EXERCISE -> Pick out the lines below that contain the string "which" and copy them all.

PROVIDED MATERIAL ->
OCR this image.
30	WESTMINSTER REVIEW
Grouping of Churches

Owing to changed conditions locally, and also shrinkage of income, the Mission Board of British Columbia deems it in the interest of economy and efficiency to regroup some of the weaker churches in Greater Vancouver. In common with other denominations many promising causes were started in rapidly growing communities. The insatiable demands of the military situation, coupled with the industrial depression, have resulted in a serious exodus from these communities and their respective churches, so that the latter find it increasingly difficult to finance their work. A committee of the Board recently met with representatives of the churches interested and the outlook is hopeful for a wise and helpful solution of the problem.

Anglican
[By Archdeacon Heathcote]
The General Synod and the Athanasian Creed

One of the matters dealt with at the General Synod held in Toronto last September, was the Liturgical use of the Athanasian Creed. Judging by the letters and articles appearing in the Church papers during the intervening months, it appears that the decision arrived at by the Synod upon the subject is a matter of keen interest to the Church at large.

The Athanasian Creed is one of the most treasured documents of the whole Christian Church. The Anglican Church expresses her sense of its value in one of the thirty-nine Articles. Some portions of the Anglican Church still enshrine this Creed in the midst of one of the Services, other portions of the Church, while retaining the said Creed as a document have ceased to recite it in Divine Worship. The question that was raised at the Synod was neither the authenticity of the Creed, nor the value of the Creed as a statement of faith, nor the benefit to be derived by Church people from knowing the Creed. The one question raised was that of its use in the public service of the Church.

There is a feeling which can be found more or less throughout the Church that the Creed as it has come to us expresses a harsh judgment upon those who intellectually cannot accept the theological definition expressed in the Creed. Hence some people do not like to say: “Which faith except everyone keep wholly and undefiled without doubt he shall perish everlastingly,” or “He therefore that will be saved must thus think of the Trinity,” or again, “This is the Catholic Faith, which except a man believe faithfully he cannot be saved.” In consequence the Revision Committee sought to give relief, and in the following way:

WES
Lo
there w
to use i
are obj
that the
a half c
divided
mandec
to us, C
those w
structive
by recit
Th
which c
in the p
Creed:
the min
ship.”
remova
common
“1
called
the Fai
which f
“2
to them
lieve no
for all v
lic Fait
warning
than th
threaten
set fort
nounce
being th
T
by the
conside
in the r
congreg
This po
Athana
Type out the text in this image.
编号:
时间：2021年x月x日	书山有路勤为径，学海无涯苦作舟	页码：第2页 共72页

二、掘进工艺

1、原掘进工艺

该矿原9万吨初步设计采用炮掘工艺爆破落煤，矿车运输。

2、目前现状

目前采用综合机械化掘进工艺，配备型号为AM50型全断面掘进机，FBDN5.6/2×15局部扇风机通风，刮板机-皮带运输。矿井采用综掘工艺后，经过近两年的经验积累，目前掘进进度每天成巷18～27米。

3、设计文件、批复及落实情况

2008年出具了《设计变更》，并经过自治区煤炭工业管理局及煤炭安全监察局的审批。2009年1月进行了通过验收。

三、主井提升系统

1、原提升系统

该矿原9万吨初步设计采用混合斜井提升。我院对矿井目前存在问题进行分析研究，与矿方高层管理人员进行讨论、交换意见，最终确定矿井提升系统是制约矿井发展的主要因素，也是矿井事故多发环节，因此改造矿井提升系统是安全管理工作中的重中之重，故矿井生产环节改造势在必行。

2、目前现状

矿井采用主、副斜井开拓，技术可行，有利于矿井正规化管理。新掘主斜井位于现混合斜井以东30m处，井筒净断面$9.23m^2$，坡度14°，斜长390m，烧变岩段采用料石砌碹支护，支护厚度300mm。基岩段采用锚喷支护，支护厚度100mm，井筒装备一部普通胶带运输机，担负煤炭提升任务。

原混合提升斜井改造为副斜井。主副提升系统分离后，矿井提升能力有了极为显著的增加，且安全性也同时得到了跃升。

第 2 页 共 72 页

THE OUTPUT ->
There is a feeling which can be found more or less throughout the Church that the Creed as it has come to us expresses a harsh judgment upon those who intellectually cannot accept the theological definition expressed in the Creed. Hence some people do not like to say: “Which faith except everyone keep wholly and undefiled without doubt he shall perish everlastingly,” or “He therefore that will be saved must thus think of the Trinity,” or again, “This is the Catholic Faith, which except a man believe faithfully he cannot be saved.” In consequence the Revision Committee sought to give relief, and in the following way:
which c
which f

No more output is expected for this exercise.